→ SELECTED TEXT

=== Section Start ===

In the US you have a right to an education in an environment that is condusive to learning. You are not to be harrassed. This is an infrigment upon your education. If need be your parents can argue that you need to attend a private school paid by the local education agency for your education...which would include titution and all fees and transportation.
You do not need to engage in a gang mentality. If you do you only hurt yourself. You need to know that bullies are cowards. If you need to have a police escort to classes do so.
But do not despair.
 

BigAk

Junior Member
:salam2:

Waseem is a beautiful name. It means Handsome.. :) When I grew up and was your age my best friend's name was Waseem. He was my best friend from the 8th grade up to the 12th. He was extremely smart that I could not even reach his level and was a bit jealous to be honest... haha... Thinking back and now, I feel I was silly to be jealous of him. I wish I could run into him now.. He graduated with honors from high school that enabled him to go to medical school. Waseem was the first in our class and I was a tagging second. I loved my friend.

=== Section End ===

→ GIVEN DATA
=== Section Start ===

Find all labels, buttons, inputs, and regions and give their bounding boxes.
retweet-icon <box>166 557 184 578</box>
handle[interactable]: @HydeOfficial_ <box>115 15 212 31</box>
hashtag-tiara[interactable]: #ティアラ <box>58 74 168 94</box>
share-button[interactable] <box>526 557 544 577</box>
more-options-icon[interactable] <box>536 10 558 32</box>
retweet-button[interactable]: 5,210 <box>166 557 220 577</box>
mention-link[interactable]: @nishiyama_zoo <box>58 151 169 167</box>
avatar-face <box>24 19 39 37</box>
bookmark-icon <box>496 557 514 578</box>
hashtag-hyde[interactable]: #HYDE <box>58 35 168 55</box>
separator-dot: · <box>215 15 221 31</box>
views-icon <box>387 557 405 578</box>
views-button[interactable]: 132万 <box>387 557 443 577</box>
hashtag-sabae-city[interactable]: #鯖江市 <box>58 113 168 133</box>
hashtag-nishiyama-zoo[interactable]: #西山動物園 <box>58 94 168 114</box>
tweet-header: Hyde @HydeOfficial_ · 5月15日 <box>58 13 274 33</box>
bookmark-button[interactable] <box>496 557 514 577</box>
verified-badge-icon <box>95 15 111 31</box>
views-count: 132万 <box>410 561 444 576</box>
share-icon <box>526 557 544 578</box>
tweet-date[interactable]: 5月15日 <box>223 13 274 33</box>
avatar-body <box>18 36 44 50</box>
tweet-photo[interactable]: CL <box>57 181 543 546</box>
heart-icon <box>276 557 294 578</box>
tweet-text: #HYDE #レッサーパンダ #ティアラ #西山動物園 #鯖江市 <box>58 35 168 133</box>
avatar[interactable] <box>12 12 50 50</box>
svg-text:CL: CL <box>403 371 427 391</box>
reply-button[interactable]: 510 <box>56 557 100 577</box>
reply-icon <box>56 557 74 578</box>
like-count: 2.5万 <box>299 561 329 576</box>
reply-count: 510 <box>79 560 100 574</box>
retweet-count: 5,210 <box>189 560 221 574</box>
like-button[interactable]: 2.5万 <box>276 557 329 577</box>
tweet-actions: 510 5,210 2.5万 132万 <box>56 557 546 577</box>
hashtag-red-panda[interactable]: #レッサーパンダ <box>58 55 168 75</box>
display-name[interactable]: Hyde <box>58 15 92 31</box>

=== Section End ===

→ WHAT THIS EXERCISE ASKS
(1) Set down the passage of the forum thread between "You do not need" and "classes do so.", inclusive, copied word for word.
(2) Check each statement against the forum thread and answer yes or no, quoting the words that decide it: (a) The writer calls bullies cowards. (b) Waseem went on to law school after high school. (c) The writer and Waseem were best friends from the 6th grade on.
(3) Write what comes next in the forum thread, picking up right after its final sentence.
The material plays no part in what you are asked to do here.

→ WRITTEN RESPONSES
(1)
You do not need to engage in a gang mentality. If you do you only hurt yourself. You need to know that bullies are cowards. If you need to have a police escort to classes do so.

(2)
(a) Yes: "You need to know that bullies are cowards."
(b) No: "He graduated with honors from high school that enabled him to go to medical school."
(c) No: "He was my best friend from the 8th grade up to the 12th."

(3)
Living in an arab country, there was no such thing as bullying. I've only heard of such a thing here in the US.

Waseem. Instead of relying on your brothers' muscles, why don't you attack with intellect. Next time they harrass you, why don't you say something extremely intelligent that will make them stop and scratch their heads instead??

It's all about human psychology.. See... They will pick on you because they sense that it buggs you to death.. Reverse your feelings on them. Although you're burning inside, pretend that you're not bothered a bit and come back with a challenge to diffuse the situation. Here's an example:

Bully Kid: hey man... so you speak aaaraaab.. tell me.."Shemes sharot kho"..hahaha

Waseem: Oh no man.. You're saying it all wrong.. Check it out... Here's how you should say it.. try it with me ... Listen.. (and you say it)

Bully Kid: Whatever man....

Waseem (with a smile): Hey man... At least I can speak two languages.. How many can you speak bro?? Here.. Can you roll your R's ??? Try it... Bet you can't... Hahahah..

Bully Kid.. Walks away confused as to why you're not upset...

Waseem (with a laugh): Hey bro... Where you going?? Okay.. How about spanish... You know spanish??

You get the picture Waseem?? I guess what I'm trying to say is use psychology to reverse and diffuse the situation.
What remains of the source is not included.